— Start Dataset —

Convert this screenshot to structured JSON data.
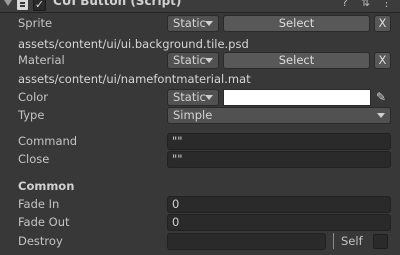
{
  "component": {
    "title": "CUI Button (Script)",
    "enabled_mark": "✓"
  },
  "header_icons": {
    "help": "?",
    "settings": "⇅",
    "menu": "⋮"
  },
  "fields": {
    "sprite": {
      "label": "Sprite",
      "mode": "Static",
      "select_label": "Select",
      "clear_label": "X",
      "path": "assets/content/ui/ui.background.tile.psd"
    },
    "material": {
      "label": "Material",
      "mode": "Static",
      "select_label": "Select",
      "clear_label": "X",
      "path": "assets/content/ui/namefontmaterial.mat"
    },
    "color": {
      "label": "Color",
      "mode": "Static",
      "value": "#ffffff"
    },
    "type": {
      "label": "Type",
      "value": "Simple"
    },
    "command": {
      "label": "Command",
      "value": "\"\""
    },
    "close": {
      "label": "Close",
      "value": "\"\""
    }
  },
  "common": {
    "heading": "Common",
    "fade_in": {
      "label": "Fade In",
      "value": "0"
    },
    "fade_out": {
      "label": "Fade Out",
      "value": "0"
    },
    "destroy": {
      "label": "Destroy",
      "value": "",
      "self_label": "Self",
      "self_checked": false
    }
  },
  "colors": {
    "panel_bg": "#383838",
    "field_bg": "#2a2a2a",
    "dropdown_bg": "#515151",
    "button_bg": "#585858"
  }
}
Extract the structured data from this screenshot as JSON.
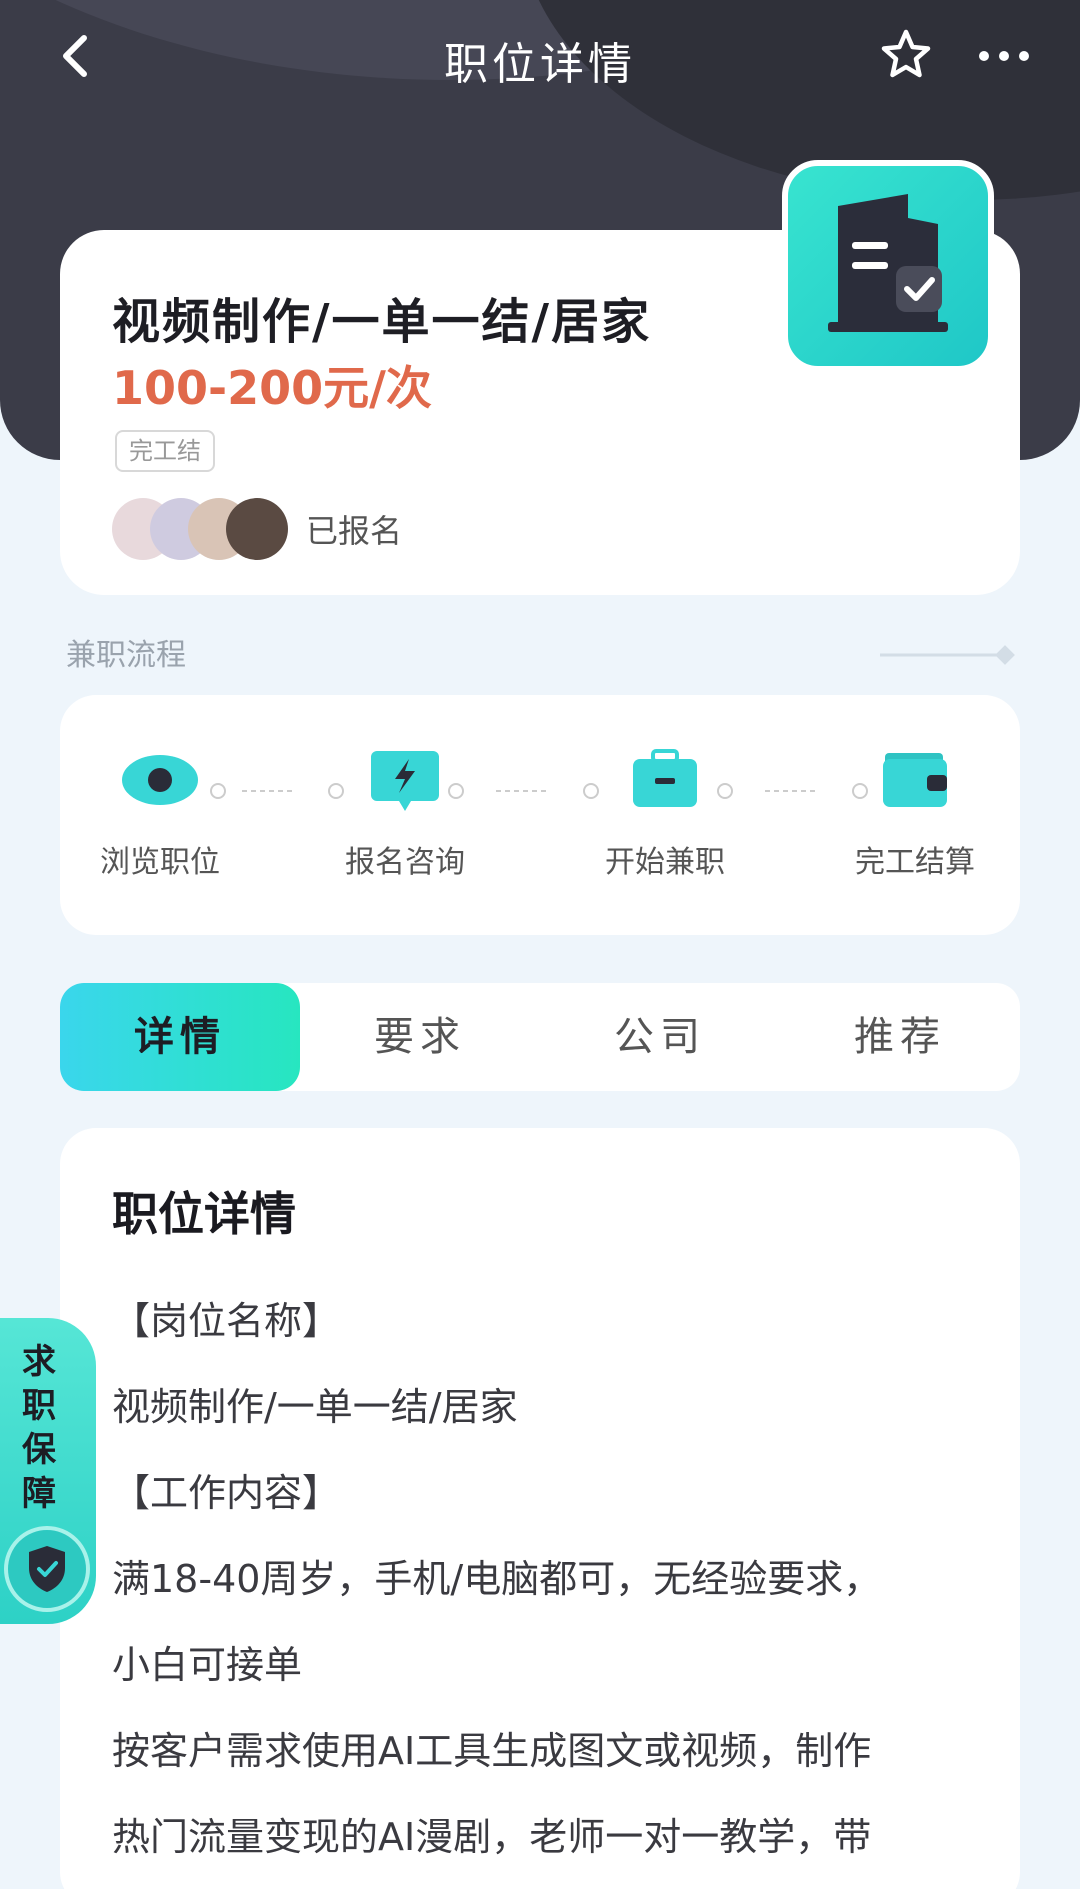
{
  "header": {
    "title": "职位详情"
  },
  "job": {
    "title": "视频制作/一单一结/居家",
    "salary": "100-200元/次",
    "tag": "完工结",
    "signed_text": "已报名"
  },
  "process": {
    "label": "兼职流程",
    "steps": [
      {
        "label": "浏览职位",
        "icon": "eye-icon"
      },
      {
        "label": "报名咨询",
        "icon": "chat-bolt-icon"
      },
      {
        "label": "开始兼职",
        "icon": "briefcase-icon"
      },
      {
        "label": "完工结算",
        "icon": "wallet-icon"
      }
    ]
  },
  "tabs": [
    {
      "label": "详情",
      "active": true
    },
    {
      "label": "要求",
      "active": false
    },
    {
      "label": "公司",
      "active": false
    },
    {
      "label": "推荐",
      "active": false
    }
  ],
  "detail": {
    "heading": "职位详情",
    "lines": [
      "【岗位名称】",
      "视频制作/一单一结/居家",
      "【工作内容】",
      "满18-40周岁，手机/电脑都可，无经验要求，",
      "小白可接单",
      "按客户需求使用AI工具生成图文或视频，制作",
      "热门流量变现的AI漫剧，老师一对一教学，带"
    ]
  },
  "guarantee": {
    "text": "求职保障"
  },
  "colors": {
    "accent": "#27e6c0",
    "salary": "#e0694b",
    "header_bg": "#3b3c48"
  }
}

— End Dataset —

# What the exercise asks
Retype the data above exactly; pictures are not part of the copy.

# Result of the task
Convert this screenshot to structured JSON data.
{
  "component": {
    "title": "CUI Button (Script)",
    "enabled_mark": "✓"
  },
  "header_icons": {
    "help": "?",
    "settings": "⇅",
    "menu": "⋮"
  },
  "fields": {
    "sprite": {
      "label": "Sprite",
      "mode": "Static",
      "select_label": "Select",
      "clear_label": "X",
      "path": "assets/content/ui/ui.background.tile.psd"
    },
    "material": {
      "label": "Material",
      "mode": "Static",
      "select_label": "Select",
      "clear_label": "X",
      "path": "assets/content/ui/namefontmaterial.mat"
    },
    "color": {
      "label": "Color",
      "mode": "Static",
      "value": "#ffffff"
    },
    "type": {
      "label": "Type",
      "value": "Simple"
    },
    "command": {
      "label": "Command",
      "value": "\"\""
    },
    "close": {
      "label": "Close",
      "value": "\"\""
    }
  },
  "common": {
    "heading": "Common",
    "fade_in": {
      "label": "Fade In",
      "value": "0"
    },
    "fade_out": {
      "label": "Fade Out",
      "value": "0"
    },
    "destroy": {
      "label": "Destroy",
      "value": "",
      "self_label": "Self",
      "self_checked": false
    }
  },
  "colors": {
    "panel_bg": "#383838",
    "field_bg": "#2a2a2a",
    "dropdown_bg": "#515151",
    "button_bg": "#585858"
  }
}
Extract the structured data from this screenshot as JSON.
{
  "header": {
    "title": "职位详情"
  },
  "job": {
    "title": "视频制作/一单一结/居家",
    "salary": "100-200元/次",
    "tag": "完工结",
    "signed_text": "已报名"
  },
  "process": {
    "label": "兼职流程",
    "steps": [
      {
        "label": "浏览职位",
        "icon": "eye-icon"
      },
      {
        "label": "报名咨询",
        "icon": "chat-bolt-icon"
      },
      {
        "label": "开始兼职",
        "icon": "briefcase-icon"
      },
      {
        "label": "完工结算",
        "icon": "wallet-icon"
      }
    ]
  },
  "tabs": [
    {
      "label": "详情",
      "active": true
    },
    {
      "label": "要求",
      "active": false
    },
    {
      "label": "公司",
      "active": false
    },
    {
      "label": "推荐",
      "active": false
    }
  ],
  "detail": {
    "heading": "职位详情",
    "lines": [
      "【岗位名称】",
      "视频制作/一单一结/居家",
      "【工作内容】",
      "满18-40周岁，手机/电脑都可，无经验要求，",
      "小白可接单",
      "按客户需求使用AI工具生成图文或视频，制作",
      "热门流量变现的AI漫剧，老师一对一教学，带"
    ]
  },
  "guarantee": {
    "text": "求职保障"
  },
  "colors": {
    "accent": "#27e6c0",
    "salary": "#e0694b",
    "header_bg": "#3b3c48"
  }
}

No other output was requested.